— EXERCISE TASK —
Drop all images and give the records again exactly.

[EXERCISE MATERIAL start]

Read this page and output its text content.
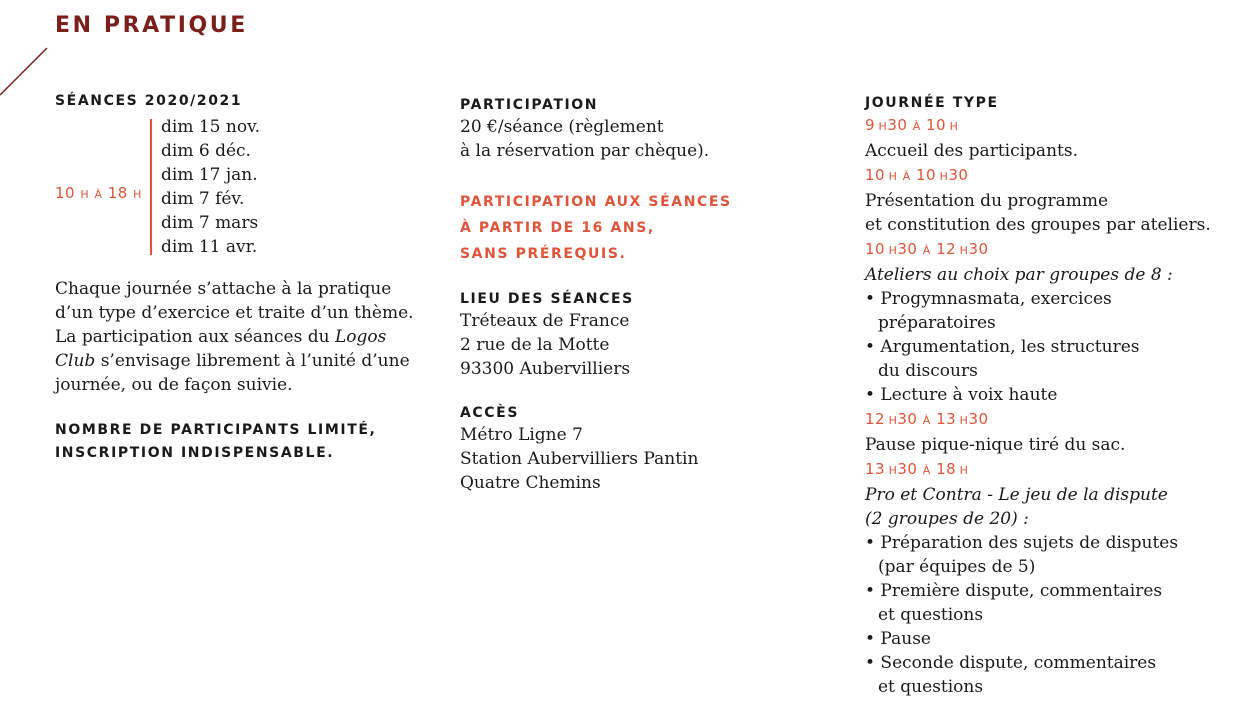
EN PRATIQUE
SÉANCES 2020/2021
10 H À 18 H
dim 15 nov.
dim 6 déc.
dim 17 jan.
dim 7 fév.
dim 7 mars
dim 11 avr.
Chaque journée s’attache à la pratique
d’un type d’exercice et traite d’un thème.
La participation aux séances du Logos
Club s’envisage librement à l’unité d’une
journée, ou de façon suivie.
NOMBRE DE PARTICIPANTS LIMITÉ,
INSCRIPTION INDISPENSABLE.
PARTICIPATION
20 €/séance (règlement
à la réservation par chèque).
PARTICIPATION AUX SÉANCES
À PARTIR DE 16 ANS,
SANS PRÉREQUIS.
LIEU DES SÉANCES
Tréteaux de France
2 rue de la Motte
93300 Aubervilliers
ACCÈS
Métro Ligne 7
Station Aubervilliers Pantin
Quatre Chemins
JOURNÉE TYPE
9  H30 À 10  H
Accueil des participants.
10  H À 10  H30
Présentation du programme
et constitution des groupes par ateliers.
10  H30 À 12  H30
Ateliers au choix par groupes de 8 :
• Progymnasmata, exercices
préparatoires
• Argumentation, les structures
du discours
• Lecture à voix haute
12  H30 À 13  H30
Pause pique-nique tiré du sac.
13  H30 À 18  H
Pro et Contra - Le jeu de la dispute
(2 groupes de 20) :
• Préparation des sujets de disputes
(par équipes de 5)
• Première dispute, commentaires
et questions
• Pause
• Seconde dispute, commentaires
et questions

[EXERCISE MATERIAL end]

— REPLY —
Read this page and output its text content.
EN PRATIQUE
SÉANCES 2020/2021
10 H À 18 H
dim 15 nov.
dim 6 déc.
dim 17 jan.
dim 7 fév.
dim 7 mars
dim 11 avr.
Chaque journée s’attache à la pratique
d’un type d’exercice et traite d’un thème.
La participation aux séances du Logos
Club s’envisage librement à l’unité d’une
journée, ou de façon suivie.
NOMBRE DE PARTICIPANTS LIMITÉ,
INSCRIPTION INDISPENSABLE.
PARTICIPATION
20 €/séance (règlement
à la réservation par chèque).
PARTICIPATION AUX SÉANCES
À PARTIR DE 16 ANS,
SANS PRÉREQUIS.
LIEU DES SÉANCES
Tréteaux de France
2 rue de la Motte
93300 Aubervilliers
ACCÈS
Métro Ligne 7
Station Aubervilliers Pantin
Quatre Chemins
JOURNÉE TYPE
9  H30 À 10  H
Accueil des participants.
10  H À 10  H30
Présentation du programme
et constitution des groupes par ateliers.
10  H30 À 12  H30
Ateliers au choix par groupes de 8 :
• Progymnasmata, exercices
préparatoires
• Argumentation, les structures
du discours
• Lecture à voix haute
12  H30 À 13  H30
Pause pique-nique tiré du sac.
13  H30 À 18  H
Pro et Contra - Le jeu de la dispute
(2 groupes de 20) :
• Préparation des sujets de disputes
(par équipes de 5)
• Première dispute, commentaires
et questions
• Pause
• Seconde dispute, commentaires
et questions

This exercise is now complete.